[TASK OBJECTIVE] Return each line of the listing that contains the string "every".

====== RECORDED DATA

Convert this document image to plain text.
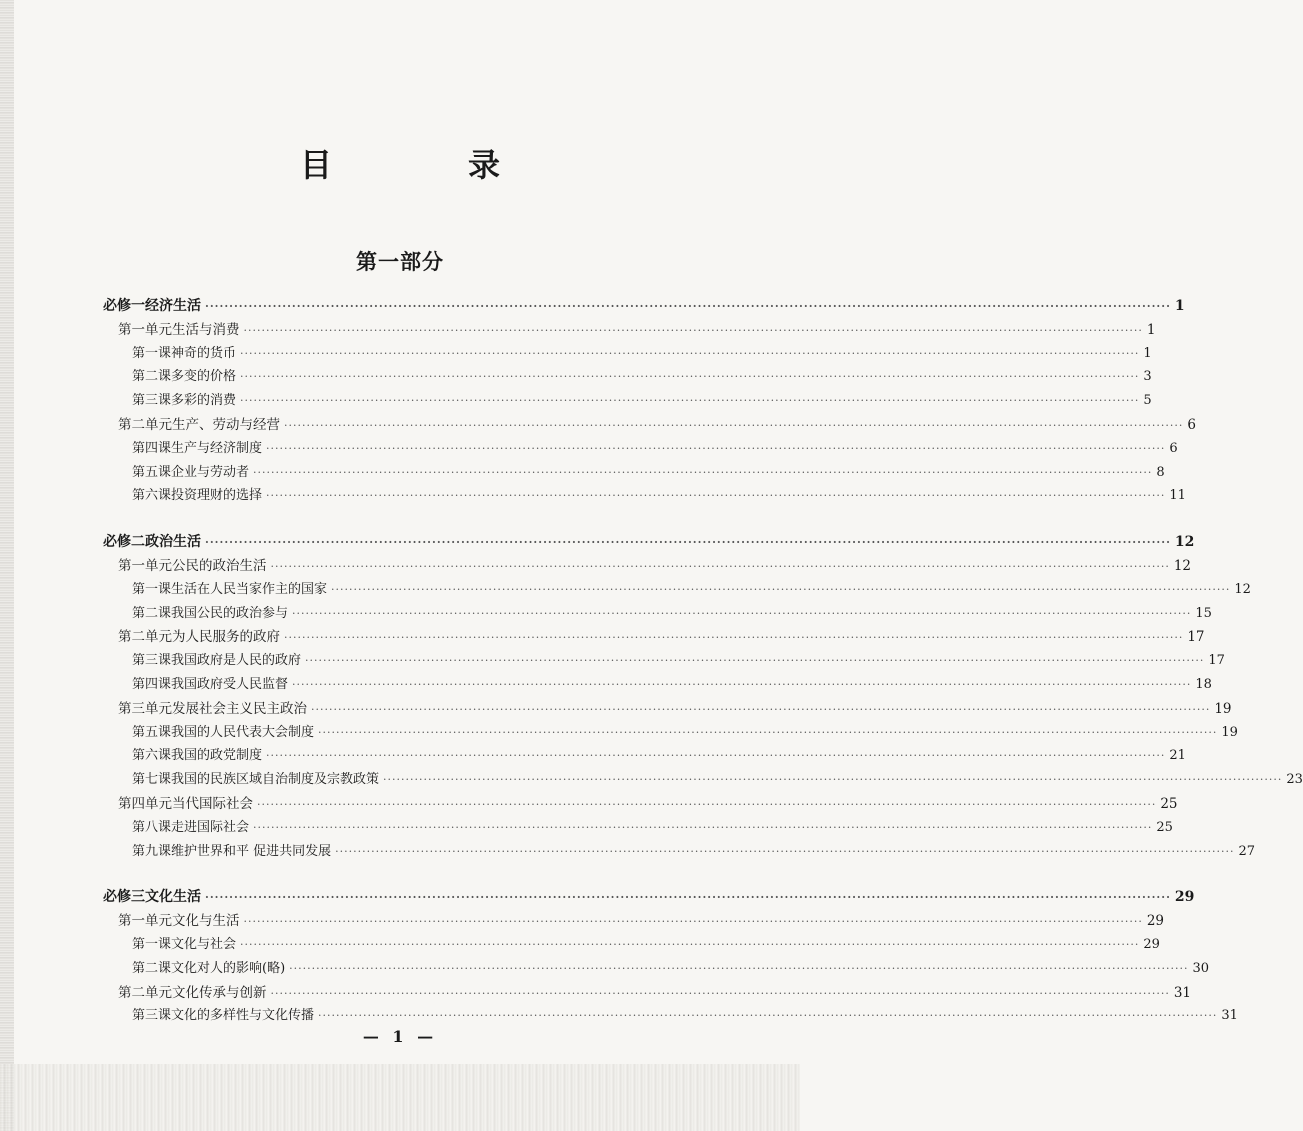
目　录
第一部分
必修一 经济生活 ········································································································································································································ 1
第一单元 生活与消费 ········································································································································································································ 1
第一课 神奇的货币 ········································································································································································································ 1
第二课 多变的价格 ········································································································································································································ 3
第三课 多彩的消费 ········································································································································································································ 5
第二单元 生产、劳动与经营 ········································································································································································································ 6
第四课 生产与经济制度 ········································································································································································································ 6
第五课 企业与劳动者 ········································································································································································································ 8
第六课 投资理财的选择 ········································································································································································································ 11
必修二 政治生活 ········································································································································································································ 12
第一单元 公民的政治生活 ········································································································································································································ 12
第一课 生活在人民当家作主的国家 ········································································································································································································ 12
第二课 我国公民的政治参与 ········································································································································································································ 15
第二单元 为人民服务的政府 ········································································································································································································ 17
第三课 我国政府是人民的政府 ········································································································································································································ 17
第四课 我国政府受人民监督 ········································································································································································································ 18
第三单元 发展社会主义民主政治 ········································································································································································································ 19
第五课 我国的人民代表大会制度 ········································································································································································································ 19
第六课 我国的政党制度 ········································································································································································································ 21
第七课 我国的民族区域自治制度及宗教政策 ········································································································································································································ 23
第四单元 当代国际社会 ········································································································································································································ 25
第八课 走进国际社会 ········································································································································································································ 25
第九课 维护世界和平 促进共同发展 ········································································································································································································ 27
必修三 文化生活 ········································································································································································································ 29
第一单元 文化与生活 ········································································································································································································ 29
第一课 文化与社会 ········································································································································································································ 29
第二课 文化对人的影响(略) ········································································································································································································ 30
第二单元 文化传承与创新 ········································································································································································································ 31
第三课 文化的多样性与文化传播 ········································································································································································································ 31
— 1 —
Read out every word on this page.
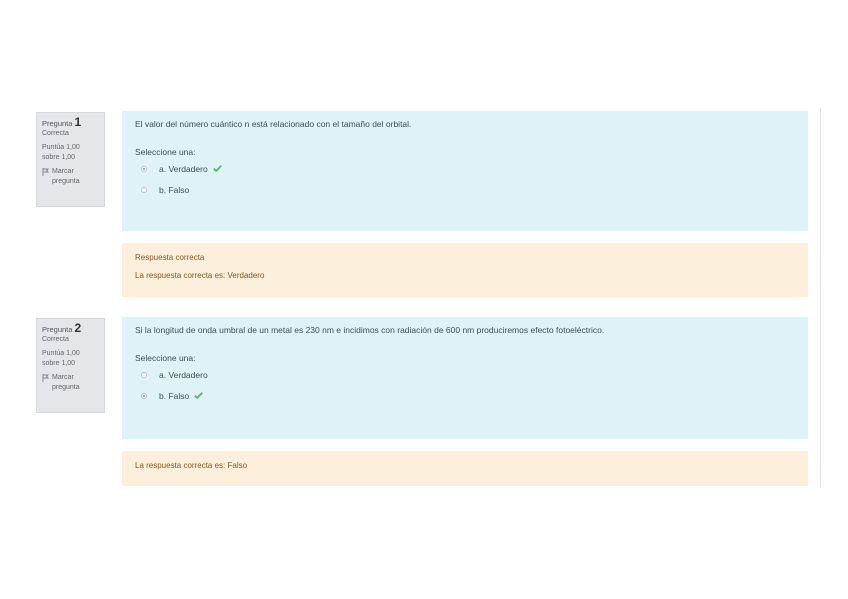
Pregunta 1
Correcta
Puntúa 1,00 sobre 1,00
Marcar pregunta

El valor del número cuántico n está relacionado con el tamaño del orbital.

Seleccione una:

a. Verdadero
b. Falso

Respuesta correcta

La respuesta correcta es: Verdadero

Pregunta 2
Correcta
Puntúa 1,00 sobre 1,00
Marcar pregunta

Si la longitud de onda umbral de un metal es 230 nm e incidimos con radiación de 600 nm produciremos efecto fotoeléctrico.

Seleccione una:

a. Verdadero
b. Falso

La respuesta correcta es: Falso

============
====== RECORDED DATA

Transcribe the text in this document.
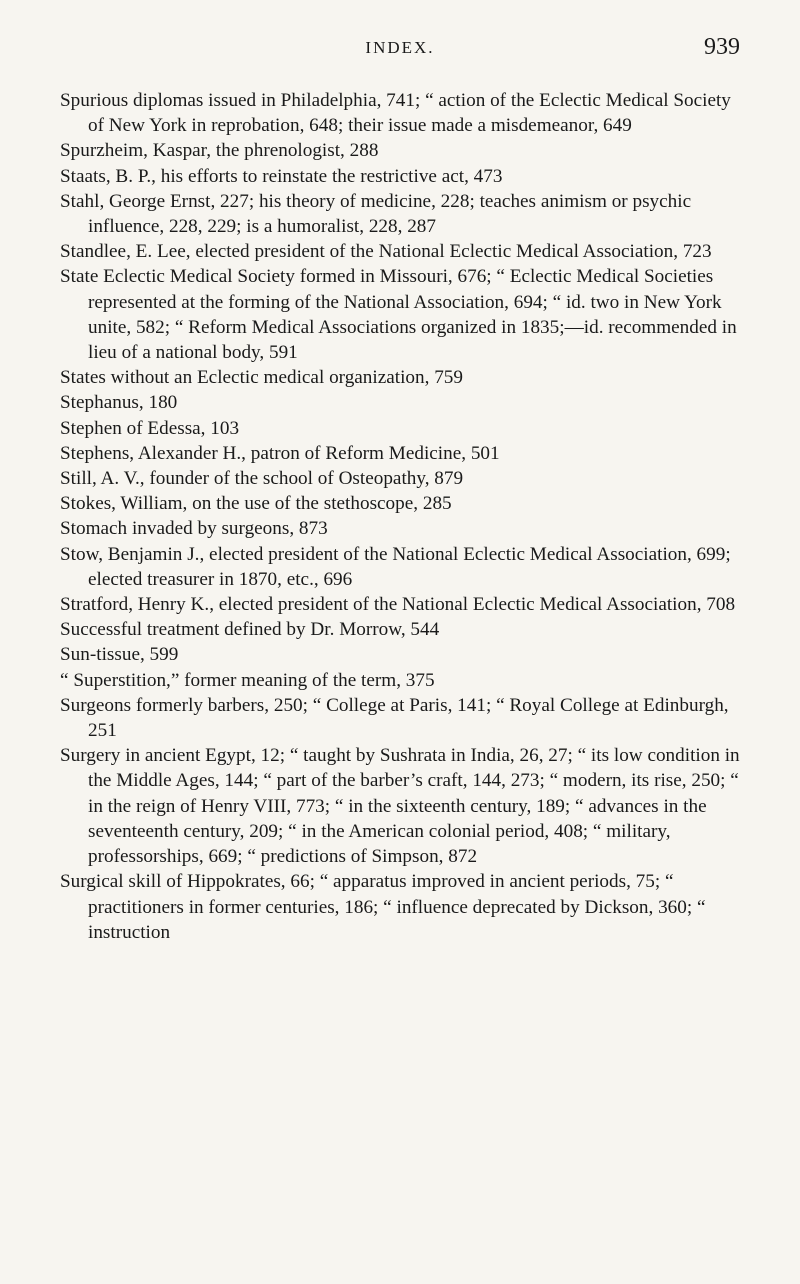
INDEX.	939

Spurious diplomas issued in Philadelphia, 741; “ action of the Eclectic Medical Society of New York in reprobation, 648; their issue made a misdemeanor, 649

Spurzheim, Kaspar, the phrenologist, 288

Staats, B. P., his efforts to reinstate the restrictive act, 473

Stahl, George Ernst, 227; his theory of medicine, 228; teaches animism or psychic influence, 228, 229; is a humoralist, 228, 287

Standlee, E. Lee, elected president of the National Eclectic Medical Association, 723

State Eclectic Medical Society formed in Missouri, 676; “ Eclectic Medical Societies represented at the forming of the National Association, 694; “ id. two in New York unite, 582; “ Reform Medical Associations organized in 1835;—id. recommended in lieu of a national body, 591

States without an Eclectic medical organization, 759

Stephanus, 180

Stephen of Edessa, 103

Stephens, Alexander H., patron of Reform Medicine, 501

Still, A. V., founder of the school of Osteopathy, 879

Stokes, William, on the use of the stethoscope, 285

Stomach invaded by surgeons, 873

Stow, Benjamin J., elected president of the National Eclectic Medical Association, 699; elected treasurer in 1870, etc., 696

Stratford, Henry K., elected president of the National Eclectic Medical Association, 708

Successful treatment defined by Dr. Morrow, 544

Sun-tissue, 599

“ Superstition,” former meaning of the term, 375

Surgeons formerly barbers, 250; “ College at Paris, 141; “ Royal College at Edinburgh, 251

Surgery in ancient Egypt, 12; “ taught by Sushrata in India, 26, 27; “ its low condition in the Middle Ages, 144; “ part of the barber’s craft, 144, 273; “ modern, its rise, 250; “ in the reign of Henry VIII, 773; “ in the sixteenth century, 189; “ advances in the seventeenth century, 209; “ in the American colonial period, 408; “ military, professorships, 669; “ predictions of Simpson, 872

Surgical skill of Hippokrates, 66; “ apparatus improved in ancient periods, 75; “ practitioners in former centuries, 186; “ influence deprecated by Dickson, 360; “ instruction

============
====== RECORDED DATA

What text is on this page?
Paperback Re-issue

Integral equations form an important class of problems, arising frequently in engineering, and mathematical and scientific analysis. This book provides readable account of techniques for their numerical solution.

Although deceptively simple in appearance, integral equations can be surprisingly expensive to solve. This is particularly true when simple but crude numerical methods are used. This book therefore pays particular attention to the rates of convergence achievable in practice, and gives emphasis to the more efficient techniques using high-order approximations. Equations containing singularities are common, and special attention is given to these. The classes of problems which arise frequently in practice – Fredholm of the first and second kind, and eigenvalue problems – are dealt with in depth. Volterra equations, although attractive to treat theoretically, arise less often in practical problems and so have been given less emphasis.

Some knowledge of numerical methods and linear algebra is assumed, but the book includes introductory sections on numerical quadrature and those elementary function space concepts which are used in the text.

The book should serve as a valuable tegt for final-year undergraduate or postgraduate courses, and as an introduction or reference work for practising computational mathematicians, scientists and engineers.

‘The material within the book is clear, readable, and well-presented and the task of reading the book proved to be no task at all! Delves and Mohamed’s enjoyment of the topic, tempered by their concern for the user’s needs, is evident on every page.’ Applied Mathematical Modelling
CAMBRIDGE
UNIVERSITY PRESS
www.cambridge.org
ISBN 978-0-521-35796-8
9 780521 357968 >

============

[SOLUTION FOR THIS TASK]
Read out every word on this page.
‘The material within the book is clear, readable, and well-presented and the task of reading the book proved to be no task at all! Delves and Mohamed’s enjoyment of the topic, tempered by their concern for the user’s needs, is evident on every page.’ Applied Mathematical Modelling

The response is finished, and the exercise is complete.